Work to complete
Quote each line of the material verbatim, without the pictures.

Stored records
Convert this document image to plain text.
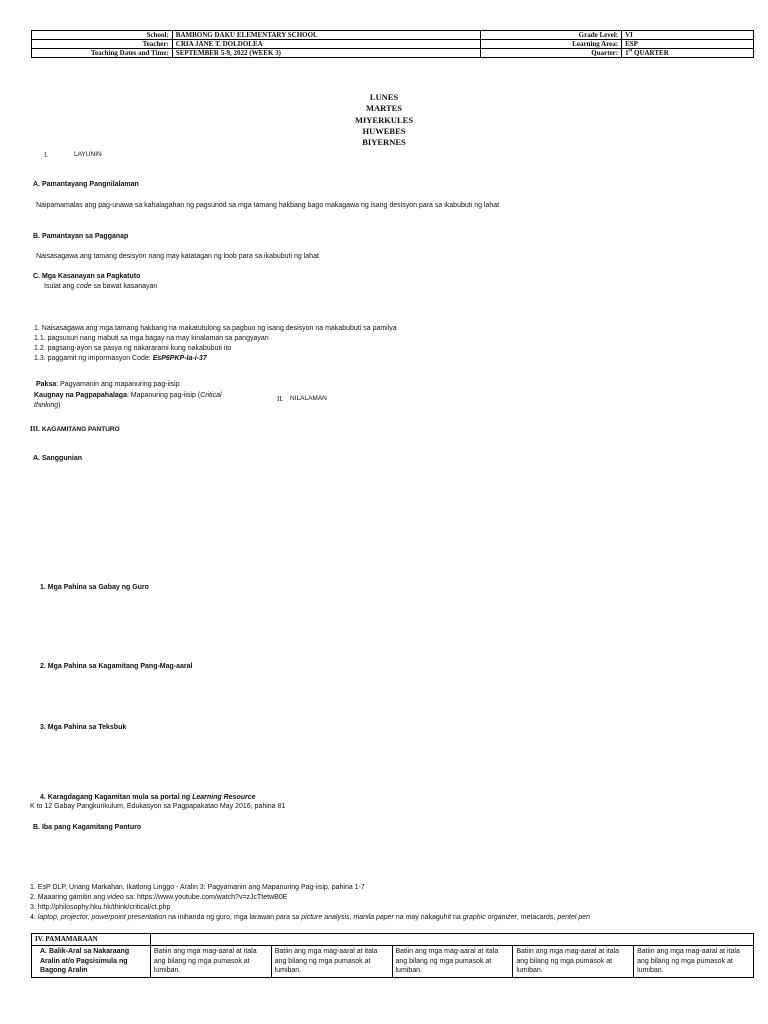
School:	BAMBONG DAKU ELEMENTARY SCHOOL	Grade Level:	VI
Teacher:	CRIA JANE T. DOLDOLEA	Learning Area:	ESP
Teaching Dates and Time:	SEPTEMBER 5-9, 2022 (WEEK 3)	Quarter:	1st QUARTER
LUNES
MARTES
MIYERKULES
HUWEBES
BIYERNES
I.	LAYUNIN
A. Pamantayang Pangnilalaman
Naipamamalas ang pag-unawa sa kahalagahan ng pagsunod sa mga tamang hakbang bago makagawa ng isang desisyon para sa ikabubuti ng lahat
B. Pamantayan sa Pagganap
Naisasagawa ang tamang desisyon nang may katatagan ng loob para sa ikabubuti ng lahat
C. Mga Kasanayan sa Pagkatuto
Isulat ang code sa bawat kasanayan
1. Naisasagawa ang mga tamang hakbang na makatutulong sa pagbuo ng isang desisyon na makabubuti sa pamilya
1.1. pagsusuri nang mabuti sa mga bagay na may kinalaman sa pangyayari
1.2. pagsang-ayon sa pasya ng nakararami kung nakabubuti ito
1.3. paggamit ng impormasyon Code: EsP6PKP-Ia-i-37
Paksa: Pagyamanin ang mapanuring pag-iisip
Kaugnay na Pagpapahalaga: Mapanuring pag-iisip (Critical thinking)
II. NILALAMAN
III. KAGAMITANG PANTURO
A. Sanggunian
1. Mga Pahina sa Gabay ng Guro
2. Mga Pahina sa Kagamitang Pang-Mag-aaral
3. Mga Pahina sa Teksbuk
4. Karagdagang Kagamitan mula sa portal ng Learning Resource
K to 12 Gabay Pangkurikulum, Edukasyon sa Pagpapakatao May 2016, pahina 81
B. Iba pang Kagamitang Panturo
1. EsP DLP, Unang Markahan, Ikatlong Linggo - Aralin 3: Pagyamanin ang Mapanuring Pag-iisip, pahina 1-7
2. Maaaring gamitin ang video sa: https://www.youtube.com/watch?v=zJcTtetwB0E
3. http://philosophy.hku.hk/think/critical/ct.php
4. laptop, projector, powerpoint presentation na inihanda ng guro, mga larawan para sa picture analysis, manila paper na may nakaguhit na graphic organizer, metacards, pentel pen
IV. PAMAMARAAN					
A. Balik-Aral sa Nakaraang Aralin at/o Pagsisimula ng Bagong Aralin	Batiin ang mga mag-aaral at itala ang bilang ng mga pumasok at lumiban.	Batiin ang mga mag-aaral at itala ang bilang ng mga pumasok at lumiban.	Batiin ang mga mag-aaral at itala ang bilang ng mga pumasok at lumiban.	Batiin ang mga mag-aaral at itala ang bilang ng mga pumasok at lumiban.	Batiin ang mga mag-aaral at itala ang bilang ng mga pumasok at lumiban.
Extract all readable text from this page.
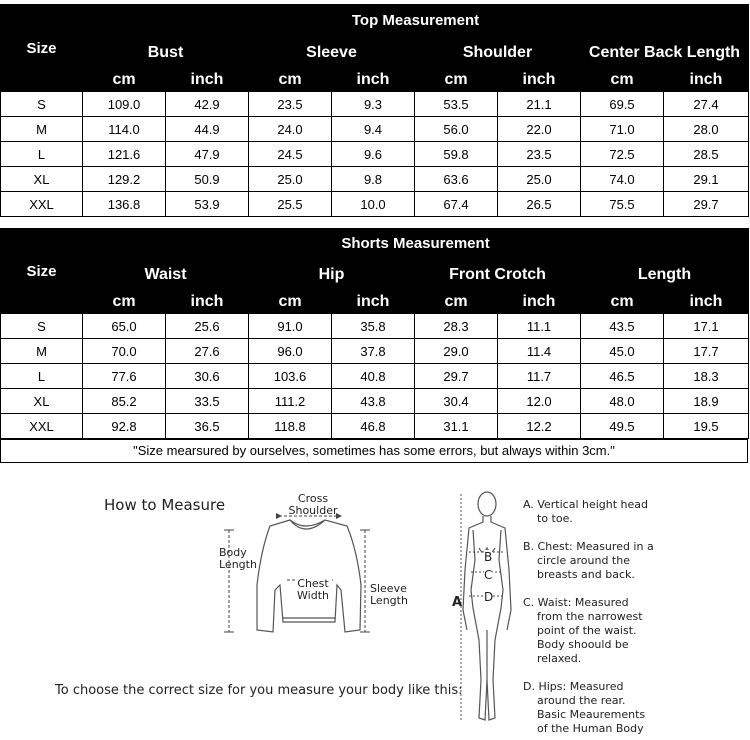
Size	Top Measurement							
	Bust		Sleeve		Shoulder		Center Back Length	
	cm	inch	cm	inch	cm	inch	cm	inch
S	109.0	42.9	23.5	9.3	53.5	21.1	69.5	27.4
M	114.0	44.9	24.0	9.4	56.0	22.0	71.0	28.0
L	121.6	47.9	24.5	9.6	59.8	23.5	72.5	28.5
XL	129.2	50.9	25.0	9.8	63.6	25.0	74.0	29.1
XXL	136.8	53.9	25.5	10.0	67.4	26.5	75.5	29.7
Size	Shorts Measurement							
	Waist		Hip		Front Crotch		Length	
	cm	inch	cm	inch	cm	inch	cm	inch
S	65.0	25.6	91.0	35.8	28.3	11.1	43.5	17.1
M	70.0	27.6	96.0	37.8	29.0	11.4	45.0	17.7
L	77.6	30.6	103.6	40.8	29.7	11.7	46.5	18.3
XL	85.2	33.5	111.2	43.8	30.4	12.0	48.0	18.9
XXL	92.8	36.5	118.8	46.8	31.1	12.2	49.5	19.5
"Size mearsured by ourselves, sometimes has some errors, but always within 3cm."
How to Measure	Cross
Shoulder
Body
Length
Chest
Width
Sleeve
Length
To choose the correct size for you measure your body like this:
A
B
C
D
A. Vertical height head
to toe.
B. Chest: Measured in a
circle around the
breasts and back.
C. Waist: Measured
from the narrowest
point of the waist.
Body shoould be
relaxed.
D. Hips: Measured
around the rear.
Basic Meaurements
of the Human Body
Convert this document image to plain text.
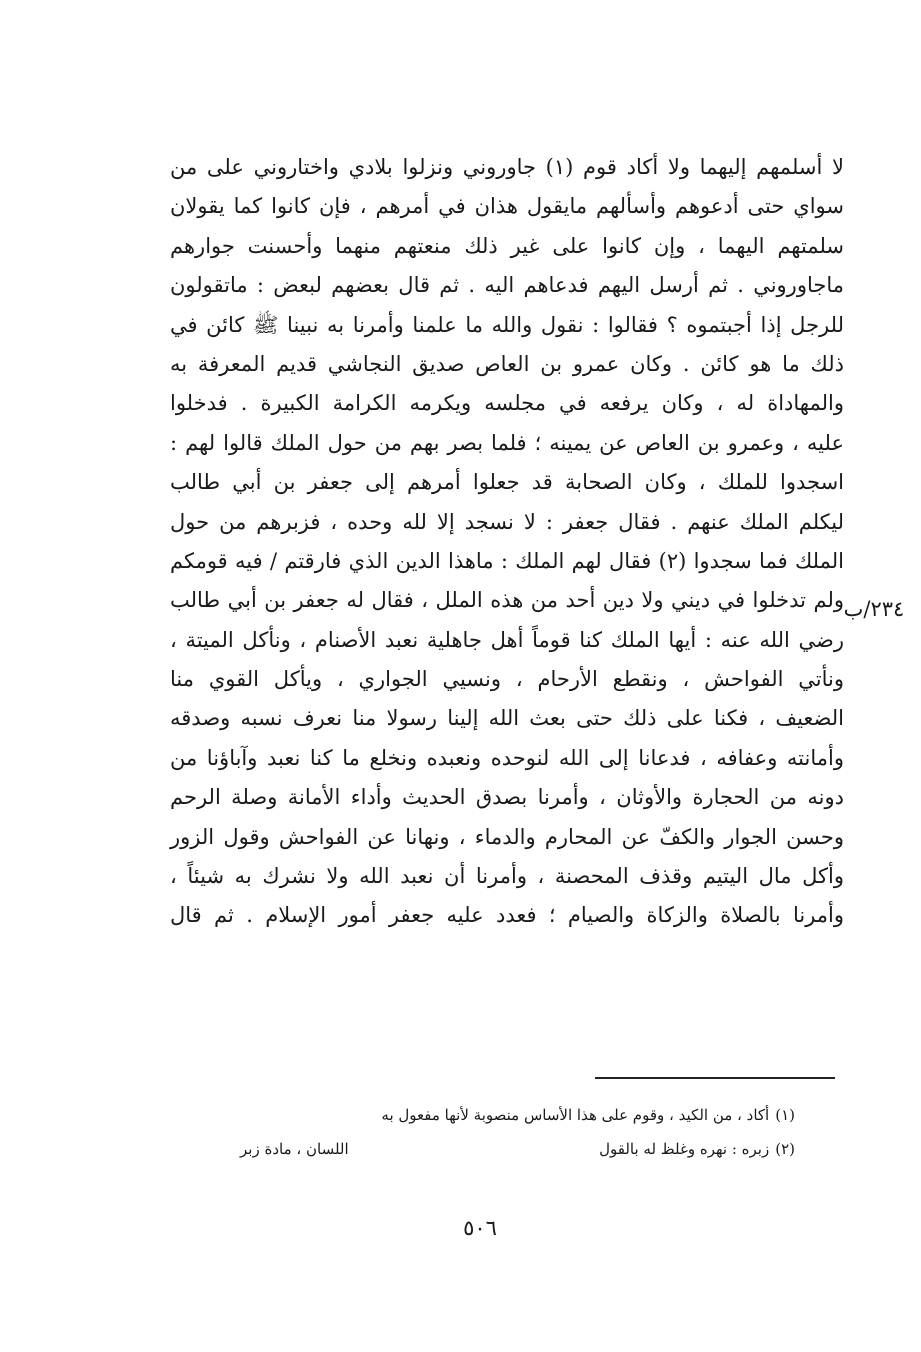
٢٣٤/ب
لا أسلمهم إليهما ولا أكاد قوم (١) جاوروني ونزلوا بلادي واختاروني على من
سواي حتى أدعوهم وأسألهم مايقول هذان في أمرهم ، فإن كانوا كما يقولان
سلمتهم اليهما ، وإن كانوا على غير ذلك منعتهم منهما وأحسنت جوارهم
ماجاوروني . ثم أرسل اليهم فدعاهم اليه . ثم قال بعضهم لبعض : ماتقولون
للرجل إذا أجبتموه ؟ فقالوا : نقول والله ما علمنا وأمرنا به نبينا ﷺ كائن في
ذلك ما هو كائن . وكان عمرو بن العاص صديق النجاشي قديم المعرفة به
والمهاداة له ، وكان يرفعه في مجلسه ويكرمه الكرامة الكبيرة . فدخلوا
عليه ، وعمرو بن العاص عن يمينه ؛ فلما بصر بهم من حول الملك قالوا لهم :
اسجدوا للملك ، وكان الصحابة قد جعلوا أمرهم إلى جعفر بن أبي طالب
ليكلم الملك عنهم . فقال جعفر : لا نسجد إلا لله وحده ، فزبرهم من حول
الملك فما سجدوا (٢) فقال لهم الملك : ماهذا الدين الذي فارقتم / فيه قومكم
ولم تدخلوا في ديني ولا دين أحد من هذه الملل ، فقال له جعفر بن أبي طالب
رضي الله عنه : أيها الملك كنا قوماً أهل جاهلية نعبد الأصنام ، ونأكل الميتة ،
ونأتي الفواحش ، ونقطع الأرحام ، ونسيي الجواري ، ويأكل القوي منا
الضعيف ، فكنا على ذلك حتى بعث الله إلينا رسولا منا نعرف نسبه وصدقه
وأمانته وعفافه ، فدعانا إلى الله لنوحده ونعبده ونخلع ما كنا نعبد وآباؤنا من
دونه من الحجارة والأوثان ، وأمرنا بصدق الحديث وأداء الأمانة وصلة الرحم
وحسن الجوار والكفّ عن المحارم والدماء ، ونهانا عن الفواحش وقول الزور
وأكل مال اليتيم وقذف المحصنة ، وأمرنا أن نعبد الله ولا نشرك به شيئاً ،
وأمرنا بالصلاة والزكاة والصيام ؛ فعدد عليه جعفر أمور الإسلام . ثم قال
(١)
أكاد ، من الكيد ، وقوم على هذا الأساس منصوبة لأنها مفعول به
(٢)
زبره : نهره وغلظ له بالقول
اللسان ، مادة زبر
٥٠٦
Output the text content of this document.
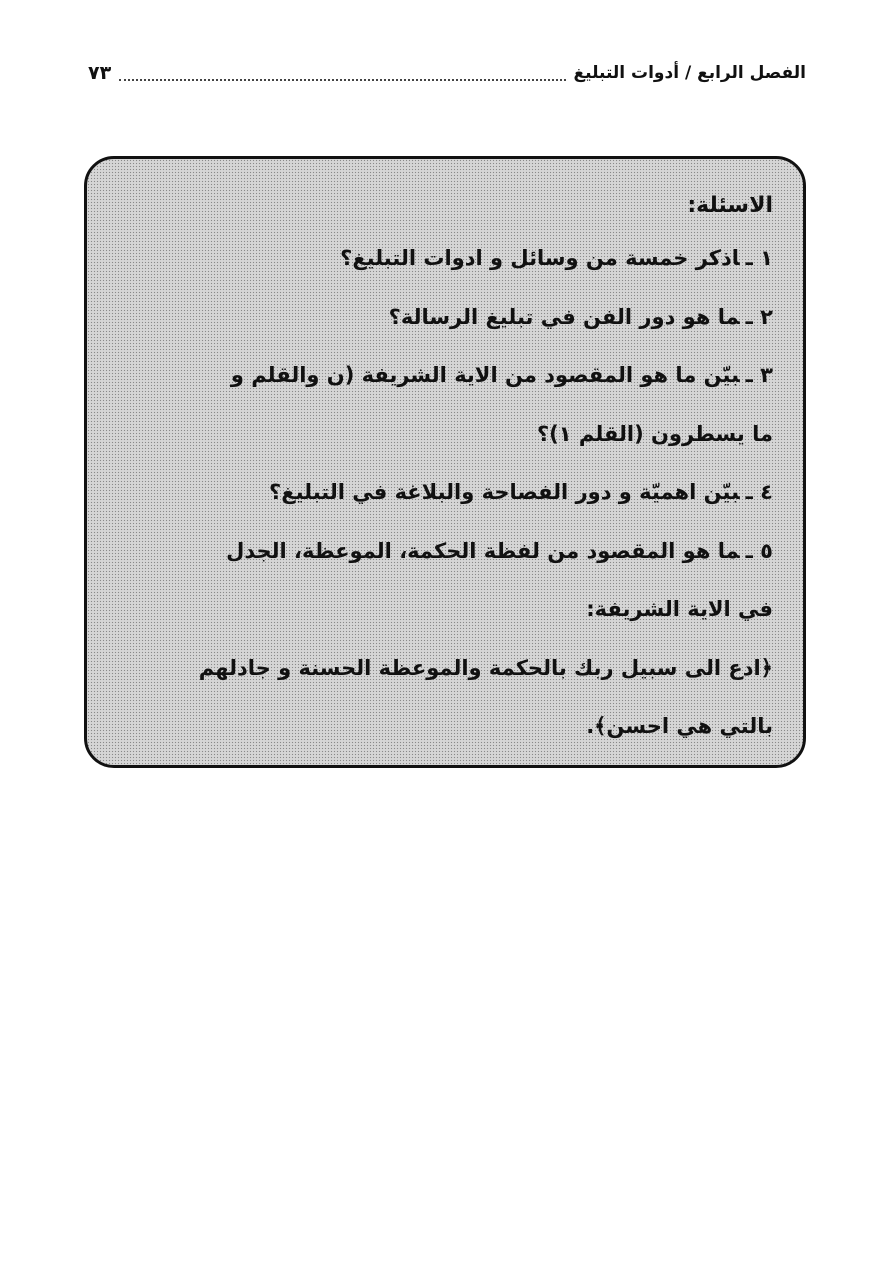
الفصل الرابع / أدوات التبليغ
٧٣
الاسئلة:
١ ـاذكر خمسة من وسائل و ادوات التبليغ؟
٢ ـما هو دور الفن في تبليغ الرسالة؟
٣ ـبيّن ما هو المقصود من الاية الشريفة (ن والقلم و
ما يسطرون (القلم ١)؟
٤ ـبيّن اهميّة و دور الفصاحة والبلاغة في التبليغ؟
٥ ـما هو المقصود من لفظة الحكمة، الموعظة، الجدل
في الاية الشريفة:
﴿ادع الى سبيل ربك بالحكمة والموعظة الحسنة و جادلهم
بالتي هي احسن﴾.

Result for this task
Convert this document image to plain text.
School:	BAMBONG DAKU ELEMENTARY SCHOOL	Grade Level:	VI
Teacher:	CRIA JANE T. DOLDOLEA	Learning Area:	ESP
Teaching Dates and Time:	SEPTEMBER 5-9, 2022 (WEEK 3)	Quarter:	1st QUARTER
LUNES
MARTES
MIYERKULES
HUWEBES
BIYERNES
I.	LAYUNIN
A. Pamantayang Pangnilalaman
Naipamamalas ang pag-unawa sa kahalagahan ng pagsunod sa mga tamang hakbang bago makagawa ng isang desisyon para sa ikabubuti ng lahat
B. Pamantayan sa Pagganap
Naisasagawa ang tamang desisyon nang may katatagan ng loob para sa ikabubuti ng lahat
C. Mga Kasanayan sa Pagkatuto
Isulat ang code sa bawat kasanayan
1. Naisasagawa ang mga tamang hakbang na makatutulong sa pagbuo ng isang desisyon na makabubuti sa pamilya
1.1. pagsusuri nang mabuti sa mga bagay na may kinalaman sa pangyayari
1.2. pagsang-ayon sa pasya ng nakararami kung nakabubuti ito
1.3. paggamit ng impormasyon Code: EsP6PKP-Ia-i-37
Paksa: Pagyamanin ang mapanuring pag-iisip
Kaugnay na Pagpapahalaga: Mapanuring pag-iisip (Critical thinking)
II. NILALAMAN
III. KAGAMITANG PANTURO
A. Sanggunian
1. Mga Pahina sa Gabay ng Guro
2. Mga Pahina sa Kagamitang Pang-Mag-aaral
3. Mga Pahina sa Teksbuk
4. Karagdagang Kagamitan mula sa portal ng Learning Resource
K to 12 Gabay Pangkurikulum, Edukasyon sa Pagpapakatao May 2016, pahina 81
B. Iba pang Kagamitang Panturo
1. EsP DLP, Unang Markahan, Ikatlong Linggo - Aralin 3: Pagyamanin ang Mapanuring Pag-iisip, pahina 1-7
2. Maaaring gamitin ang video sa: https://www.youtube.com/watch?v=zJcTtetwB0E
3. http://philosophy.hku.hk/think/critical/ct.php
4. laptop, projector, powerpoint presentation na inihanda ng guro, mga larawan para sa picture analysis, manila paper na may nakaguhit na graphic organizer, metacards, pentel pen
IV. PAMAMARAAN					
A. Balik-Aral sa Nakaraang Aralin at/o Pagsisimula ng Bagong Aralin	Batiin ang mga mag-aaral at itala ang bilang ng mga pumasok at lumiban.	Batiin ang mga mag-aaral at itala ang bilang ng mga pumasok at lumiban.	Batiin ang mga mag-aaral at itala ang bilang ng mga pumasok at lumiban.	Batiin ang mga mag-aaral at itala ang bilang ng mga pumasok at lumiban.	Batiin ang mga mag-aaral at itala ang bilang ng mga pumasok at lumiban.
Extract all readable text from this page.
Size	Top Measurement							
	Bust		Sleeve		Shoulder		Center Back Length	
	cm	inch	cm	inch	cm	inch	cm	inch
S	109.0	42.9	23.5	9.3	53.5	21.1	69.5	27.4
M	114.0	44.9	24.0	9.4	56.0	22.0	71.0	28.0
L	121.6	47.9	24.5	9.6	59.8	23.5	72.5	28.5
XL	129.2	50.9	25.0	9.8	63.6	25.0	74.0	29.1
XXL	136.8	53.9	25.5	10.0	67.4	26.5	75.5	29.7
Size	Shorts Measurement							
	Waist		Hip		Front Crotch		Length	
	cm	inch	cm	inch	cm	inch	cm	inch
S	65.0	25.6	91.0	35.8	28.3	11.1	43.5	17.1
M	70.0	27.6	96.0	37.8	29.0	11.4	45.0	17.7
L	77.6	30.6	103.6	40.8	29.7	11.7	46.5	18.3
XL	85.2	33.5	111.2	43.8	30.4	12.0	48.0	18.9
XXL	92.8	36.5	118.8	46.8	31.1	12.2	49.5	19.5
"Size mearsured by ourselves, sometimes has some errors, but always within 3cm."
How to Measure	Cross
Shoulder
Body
Length
Chest
Width
Sleeve
Length
To choose the correct size for you measure your body like this:
A
B
C
D
A. Vertical height head
to toe.
B. Chest: Measured in a
circle around the
breasts and back.
C. Waist: Measured
from the narrowest
point of the waist.
Body shoould be
relaxed.
D. Hips: Measured
around the rear.
Basic Meaurements
of the Human Body
Convert this document image to plain text.
٢٣٤/ب
لا أسلمهم إليهما ولا أكاد قوم (١) جاوروني ونزلوا بلادي واختاروني على من
سواي حتى أدعوهم وأسألهم مايقول هذان في أمرهم ، فإن كانوا كما يقولان
سلمتهم اليهما ، وإن كانوا على غير ذلك منعتهم منهما وأحسنت جوارهم
ماجاوروني . ثم أرسل اليهم فدعاهم اليه . ثم قال بعضهم لبعض : ماتقولون
للرجل إذا أجبتموه ؟ فقالوا : نقول والله ما علمنا وأمرنا به نبينا ﷺ كائن في
ذلك ما هو كائن . وكان عمرو بن العاص صديق النجاشي قديم المعرفة به
والمهاداة له ، وكان يرفعه في مجلسه ويكرمه الكرامة الكبيرة . فدخلوا
عليه ، وعمرو بن العاص عن يمينه ؛ فلما بصر بهم من حول الملك قالوا لهم :
اسجدوا للملك ، وكان الصحابة قد جعلوا أمرهم إلى جعفر بن أبي طالب
ليكلم الملك عنهم . فقال جعفر : لا نسجد إلا لله وحده ، فزبرهم من حول
الملك فما سجدوا (٢) فقال لهم الملك : ماهذا الدين الذي فارقتم / فيه قومكم
ولم تدخلوا في ديني ولا دين أحد من هذه الملل ، فقال له جعفر بن أبي طالب
رضي الله عنه : أيها الملك كنا قوماً أهل جاهلية نعبد الأصنام ، ونأكل الميتة ،
ونأتي الفواحش ، ونقطع الأرحام ، ونسيي الجواري ، ويأكل القوي منا
الضعيف ، فكنا على ذلك حتى بعث الله إلينا رسولا منا نعرف نسبه وصدقه
وأمانته وعفافه ، فدعانا إلى الله لنوحده ونعبده ونخلع ما كنا نعبد وآباؤنا من
دونه من الحجارة والأوثان ، وأمرنا بصدق الحديث وأداء الأمانة وصلة الرحم
وحسن الجوار والكفّ عن المحارم والدماء ، ونهانا عن الفواحش وقول الزور
وأكل مال اليتيم وقذف المحصنة ، وأمرنا أن نعبد الله ولا نشرك به شيئاً ،
وأمرنا بالصلاة والزكاة والصيام ؛ فعدد عليه جعفر أمور الإسلام . ثم قال
(١)
أكاد ، من الكيد ، وقوم على هذا الأساس منصوبة لأنها مفعول به
(٢)
زبره : نهره وغلظ له بالقول
اللسان ، مادة زبر
٥٠٦
Output the text content of this document.
الفصل الرابع / أدوات التبليغ
٧٣
الاسئلة:
١ ـاذكر خمسة من وسائل و ادوات التبليغ؟
٢ ـما هو دور الفن في تبليغ الرسالة؟
٣ ـبيّن ما هو المقصود من الاية الشريفة (ن والقلم و
ما يسطرون (القلم ١)؟
٤ ـبيّن اهميّة و دور الفصاحة والبلاغة في التبليغ؟
٥ ـما هو المقصود من لفظة الحكمة، الموعظة، الجدل
في الاية الشريفة:
﴿ادع الى سبيل ربك بالحكمة والموعظة الحسنة و جادلهم
بالتي هي احسن﴾.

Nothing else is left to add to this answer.